Problem to solve> Return all lines with the word "operação" in them.

═══ Dataset entries

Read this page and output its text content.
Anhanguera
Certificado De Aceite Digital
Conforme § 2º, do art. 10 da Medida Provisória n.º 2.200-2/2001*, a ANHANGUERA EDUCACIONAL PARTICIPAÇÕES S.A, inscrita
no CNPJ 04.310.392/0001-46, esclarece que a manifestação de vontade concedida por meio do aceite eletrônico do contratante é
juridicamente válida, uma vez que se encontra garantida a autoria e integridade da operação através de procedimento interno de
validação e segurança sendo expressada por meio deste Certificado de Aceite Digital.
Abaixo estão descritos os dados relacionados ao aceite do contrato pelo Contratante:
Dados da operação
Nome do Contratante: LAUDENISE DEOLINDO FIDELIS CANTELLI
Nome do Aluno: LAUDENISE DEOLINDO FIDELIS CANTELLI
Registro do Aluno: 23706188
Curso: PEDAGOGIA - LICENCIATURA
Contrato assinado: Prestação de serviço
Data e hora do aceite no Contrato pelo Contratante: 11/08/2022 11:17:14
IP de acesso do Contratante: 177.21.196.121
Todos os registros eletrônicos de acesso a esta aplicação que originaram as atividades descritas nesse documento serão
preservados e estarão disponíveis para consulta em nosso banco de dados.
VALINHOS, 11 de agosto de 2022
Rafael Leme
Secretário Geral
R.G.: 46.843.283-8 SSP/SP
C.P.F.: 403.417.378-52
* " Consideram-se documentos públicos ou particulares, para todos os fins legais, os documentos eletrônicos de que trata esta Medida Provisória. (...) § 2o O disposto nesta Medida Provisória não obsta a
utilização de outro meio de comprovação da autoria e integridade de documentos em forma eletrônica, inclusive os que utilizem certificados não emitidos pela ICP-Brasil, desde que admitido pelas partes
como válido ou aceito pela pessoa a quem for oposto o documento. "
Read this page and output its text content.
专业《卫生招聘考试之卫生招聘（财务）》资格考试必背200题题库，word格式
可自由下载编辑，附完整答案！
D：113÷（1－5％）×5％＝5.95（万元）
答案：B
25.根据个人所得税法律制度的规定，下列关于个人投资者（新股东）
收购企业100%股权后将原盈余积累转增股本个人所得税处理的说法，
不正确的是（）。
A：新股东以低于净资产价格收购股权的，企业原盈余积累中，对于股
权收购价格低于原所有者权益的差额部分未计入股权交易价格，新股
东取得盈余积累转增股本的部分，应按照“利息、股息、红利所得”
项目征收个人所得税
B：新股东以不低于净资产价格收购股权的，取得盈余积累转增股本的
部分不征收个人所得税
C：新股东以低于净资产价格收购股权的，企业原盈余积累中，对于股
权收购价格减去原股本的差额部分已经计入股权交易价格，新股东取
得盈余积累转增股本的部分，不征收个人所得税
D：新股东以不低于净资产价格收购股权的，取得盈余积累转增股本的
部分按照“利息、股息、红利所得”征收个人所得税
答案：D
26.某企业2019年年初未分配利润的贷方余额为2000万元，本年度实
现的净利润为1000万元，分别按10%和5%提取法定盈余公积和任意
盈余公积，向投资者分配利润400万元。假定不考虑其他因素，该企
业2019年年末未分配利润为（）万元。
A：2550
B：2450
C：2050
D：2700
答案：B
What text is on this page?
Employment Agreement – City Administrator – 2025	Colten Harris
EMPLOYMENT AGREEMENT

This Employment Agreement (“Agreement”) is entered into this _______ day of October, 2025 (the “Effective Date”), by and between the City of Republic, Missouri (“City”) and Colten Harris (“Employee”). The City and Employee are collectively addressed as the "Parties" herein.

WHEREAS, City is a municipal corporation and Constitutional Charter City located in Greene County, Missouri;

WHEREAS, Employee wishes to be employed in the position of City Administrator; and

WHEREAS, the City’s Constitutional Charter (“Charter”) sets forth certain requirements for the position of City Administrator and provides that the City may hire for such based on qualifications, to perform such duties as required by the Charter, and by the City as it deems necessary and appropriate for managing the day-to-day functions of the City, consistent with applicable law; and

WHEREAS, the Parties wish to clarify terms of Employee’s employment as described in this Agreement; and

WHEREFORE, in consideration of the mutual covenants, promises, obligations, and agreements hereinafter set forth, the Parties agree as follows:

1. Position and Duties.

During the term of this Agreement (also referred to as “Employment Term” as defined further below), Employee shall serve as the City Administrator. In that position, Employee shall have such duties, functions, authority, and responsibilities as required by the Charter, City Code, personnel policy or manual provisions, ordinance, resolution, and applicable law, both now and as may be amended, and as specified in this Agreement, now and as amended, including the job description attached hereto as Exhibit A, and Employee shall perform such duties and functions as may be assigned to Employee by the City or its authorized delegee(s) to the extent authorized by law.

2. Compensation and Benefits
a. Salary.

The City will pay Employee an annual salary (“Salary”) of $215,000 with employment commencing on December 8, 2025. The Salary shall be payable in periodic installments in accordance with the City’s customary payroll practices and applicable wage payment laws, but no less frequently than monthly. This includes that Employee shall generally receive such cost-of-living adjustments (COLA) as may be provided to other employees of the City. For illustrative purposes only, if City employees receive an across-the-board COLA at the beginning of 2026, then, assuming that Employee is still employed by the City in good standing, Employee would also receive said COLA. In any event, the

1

══════

Task answer>
juridicamente válida, uma vez que se encontra garantida a autoria e integridade da operação através de procedimento interno de
Dados da operação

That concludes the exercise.